Required task: Reproduce the data below verbatim, line for line.

Listings of layout items with their boxes:
** START **
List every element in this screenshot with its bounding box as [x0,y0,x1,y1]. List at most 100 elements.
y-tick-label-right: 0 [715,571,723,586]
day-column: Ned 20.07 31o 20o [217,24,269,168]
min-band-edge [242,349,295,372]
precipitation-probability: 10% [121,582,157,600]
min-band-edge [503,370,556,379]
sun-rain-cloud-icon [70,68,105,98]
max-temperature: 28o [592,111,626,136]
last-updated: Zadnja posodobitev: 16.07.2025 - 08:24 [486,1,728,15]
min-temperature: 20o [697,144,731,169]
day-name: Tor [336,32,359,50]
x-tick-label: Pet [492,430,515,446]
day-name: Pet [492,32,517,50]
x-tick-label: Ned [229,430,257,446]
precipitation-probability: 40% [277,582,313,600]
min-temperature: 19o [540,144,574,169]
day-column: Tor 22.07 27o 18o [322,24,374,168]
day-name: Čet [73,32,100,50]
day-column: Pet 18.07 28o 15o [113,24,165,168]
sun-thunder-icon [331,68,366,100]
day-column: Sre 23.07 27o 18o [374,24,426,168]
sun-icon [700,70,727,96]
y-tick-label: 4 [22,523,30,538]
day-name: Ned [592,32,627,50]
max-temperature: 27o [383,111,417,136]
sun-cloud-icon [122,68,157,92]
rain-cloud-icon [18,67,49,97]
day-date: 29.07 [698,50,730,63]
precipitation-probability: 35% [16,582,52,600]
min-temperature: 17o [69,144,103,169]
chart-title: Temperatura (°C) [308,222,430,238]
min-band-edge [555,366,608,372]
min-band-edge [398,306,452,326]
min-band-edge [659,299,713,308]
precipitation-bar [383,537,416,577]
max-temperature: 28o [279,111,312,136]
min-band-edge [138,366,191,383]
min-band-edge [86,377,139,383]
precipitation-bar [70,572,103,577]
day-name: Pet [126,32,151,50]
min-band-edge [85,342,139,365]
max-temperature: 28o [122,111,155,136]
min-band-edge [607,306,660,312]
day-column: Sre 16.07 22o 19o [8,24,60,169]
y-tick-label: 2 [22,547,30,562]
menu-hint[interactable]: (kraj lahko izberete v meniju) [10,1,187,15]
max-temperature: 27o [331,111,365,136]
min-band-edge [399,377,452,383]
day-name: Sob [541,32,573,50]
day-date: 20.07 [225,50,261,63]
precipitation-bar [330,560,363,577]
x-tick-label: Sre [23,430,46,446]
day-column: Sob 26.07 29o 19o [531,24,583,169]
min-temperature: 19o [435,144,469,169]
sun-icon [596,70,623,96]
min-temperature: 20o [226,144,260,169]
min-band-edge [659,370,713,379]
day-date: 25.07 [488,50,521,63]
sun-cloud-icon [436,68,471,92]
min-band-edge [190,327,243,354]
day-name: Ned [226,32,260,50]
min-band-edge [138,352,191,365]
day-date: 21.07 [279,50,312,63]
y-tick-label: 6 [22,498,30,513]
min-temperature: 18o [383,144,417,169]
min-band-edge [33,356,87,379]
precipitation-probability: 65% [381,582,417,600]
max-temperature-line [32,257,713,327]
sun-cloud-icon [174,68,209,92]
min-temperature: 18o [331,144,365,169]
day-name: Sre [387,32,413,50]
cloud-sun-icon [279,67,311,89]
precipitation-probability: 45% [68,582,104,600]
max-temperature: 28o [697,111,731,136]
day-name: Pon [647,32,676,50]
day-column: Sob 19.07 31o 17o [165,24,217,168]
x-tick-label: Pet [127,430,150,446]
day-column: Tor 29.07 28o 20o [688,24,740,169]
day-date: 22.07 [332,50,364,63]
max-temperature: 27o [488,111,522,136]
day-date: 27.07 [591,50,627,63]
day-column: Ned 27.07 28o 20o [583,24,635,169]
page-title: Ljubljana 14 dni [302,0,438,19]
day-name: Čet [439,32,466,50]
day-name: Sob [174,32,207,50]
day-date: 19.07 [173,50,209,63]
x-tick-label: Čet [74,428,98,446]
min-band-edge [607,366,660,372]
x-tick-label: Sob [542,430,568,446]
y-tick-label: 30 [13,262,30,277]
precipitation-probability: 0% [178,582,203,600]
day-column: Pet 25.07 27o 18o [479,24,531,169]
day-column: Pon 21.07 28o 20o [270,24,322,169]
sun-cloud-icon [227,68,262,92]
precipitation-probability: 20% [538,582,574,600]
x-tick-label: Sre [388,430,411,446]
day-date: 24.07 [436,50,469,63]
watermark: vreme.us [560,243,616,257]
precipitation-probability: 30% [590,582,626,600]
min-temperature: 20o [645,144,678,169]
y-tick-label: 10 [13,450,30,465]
** END **
Solution to this problem:
List every element in this screenshot with its bounding box as [x0,y0,x1,y1]. List at most 100 elements.
y-tick-label-right: 0 [715,571,723,586]
day-column: Ned 20.07 31o 20o [217,24,269,168]
min-band-edge [242,349,295,372]
precipitation-probability: 10% [121,582,157,600]
min-band-edge [503,370,556,379]
sun-rain-cloud-icon [70,68,105,98]
max-temperature: 28o [592,111,626,136]
last-updated: Zadnja posodobitev: 16.07.2025 - 08:24 [486,1,728,15]
min-temperature: 20o [697,144,731,169]
day-name: Tor [336,32,359,50]
x-tick-label: Pet [492,430,515,446]
day-name: Pet [492,32,517,50]
x-tick-label: Ned [229,430,257,446]
precipitation-probability: 40% [277,582,313,600]
min-temperature: 19o [540,144,574,169]
day-column: Tor 22.07 27o 18o [322,24,374,168]
day-name: Čet [73,32,100,50]
day-column: Pet 18.07 28o 15o [113,24,165,168]
sun-thunder-icon [331,68,366,100]
day-column: Sre 23.07 27o 18o [374,24,426,168]
sun-icon [700,70,727,96]
y-tick-label: 4 [22,523,30,538]
day-name: Ned [592,32,627,50]
max-temperature: 27o [383,111,417,136]
sun-cloud-icon [122,68,157,92]
rain-cloud-icon [18,67,49,97]
day-date: 29.07 [698,50,730,63]
precipitation-probability: 35% [16,582,52,600]
min-temperature: 17o [69,144,103,169]
chart-title: Temperatura (°C) [308,222,430,238]
min-band-edge [555,366,608,372]
min-band-edge [398,306,452,326]
min-band-edge [659,299,713,308]
precipitation-bar [383,537,416,577]
max-temperature: 28o [279,111,312,136]
min-band-edge [138,366,191,383]
min-band-edge [86,377,139,383]
precipitation-bar [70,572,103,577]
day-name: Pet [126,32,151,50]
min-band-edge [85,342,139,365]
max-temperature: 28o [122,111,155,136]
min-band-edge [607,306,660,312]
day-column: Sre 16.07 22o 19o [8,24,60,169]
y-tick-label: 2 [22,547,30,562]
menu-hint[interactable]: (kraj lahko izberete v meniju) [10,1,187,15]
max-temperature: 27o [331,111,365,136]
min-band-edge [399,377,452,383]
day-name: Sob [541,32,573,50]
day-date: 20.07 [225,50,261,63]
precipitation-bar [330,560,363,577]
x-tick-label: Sre [23,430,46,446]
day-column: Sob 26.07 29o 19o [531,24,583,169]
min-temperature: 19o [435,144,469,169]
sun-icon [596,70,623,96]
min-temperature: 20o [226,144,260,169]
min-band-edge [659,370,713,379]
day-date: 25.07 [488,50,521,63]
sun-cloud-icon [436,68,471,92]
min-band-edge [190,327,243,354]
day-name: Ned [226,32,260,50]
min-band-edge [138,352,191,365]
day-date: 21.07 [279,50,312,63]
y-tick-label: 6 [22,498,30,513]
min-temperature: 18o [383,144,417,169]
min-band-edge [33,356,87,379]
precipitation-probability: 65% [381,582,417,600]
max-temperature-line [32,257,713,327]
sun-cloud-icon [174,68,209,92]
min-temperature: 18o [331,144,365,169]
day-name: Sre [387,32,413,50]
cloud-sun-icon [279,67,311,89]
precipitation-probability: 45% [68,582,104,600]
max-temperature: 28o [697,111,731,136]
day-name: Pon [647,32,676,50]
day-column: Sob 19.07 31o 17o [165,24,217,168]
x-tick-label: Pet [127,430,150,446]
day-column: Tor 29.07 28o 20o [688,24,740,169]
day-date: 22.07 [332,50,364,63]
max-temperature: 27o [488,111,522,136]
day-date: 27.07 [591,50,627,63]
day-column: Ned 27.07 28o 20o [583,24,635,169]
page-title: Ljubljana 14 dni [302,0,438,19]
day-name: Čet [439,32,466,50]
day-name: Sob [174,32,207,50]
day-date: 19.07 [173,50,209,63]
x-tick-label: Čet [74,428,98,446]
min-band-edge [607,366,660,372]
x-tick-label: Sob [542,430,568,446]
y-tick-label: 30 [13,262,30,277]
precipitation-probability: 0% [178,582,203,600]
day-column: Pet 25.07 27o 18o [479,24,531,169]
day-column: Pon 21.07 28o 20o [270,24,322,169]
sun-cloud-icon [227,68,262,92]
precipitation-probability: 20% [538,582,574,600]
x-tick-label: Sre [388,430,411,446]
day-date: 24.07 [436,50,469,63]
watermark: vreme.us [560,243,616,257]
precipitation-probability: 30% [590,582,626,600]
min-temperature: 20o [645,144,678,169]
y-tick-label: 10 [13,450,30,465]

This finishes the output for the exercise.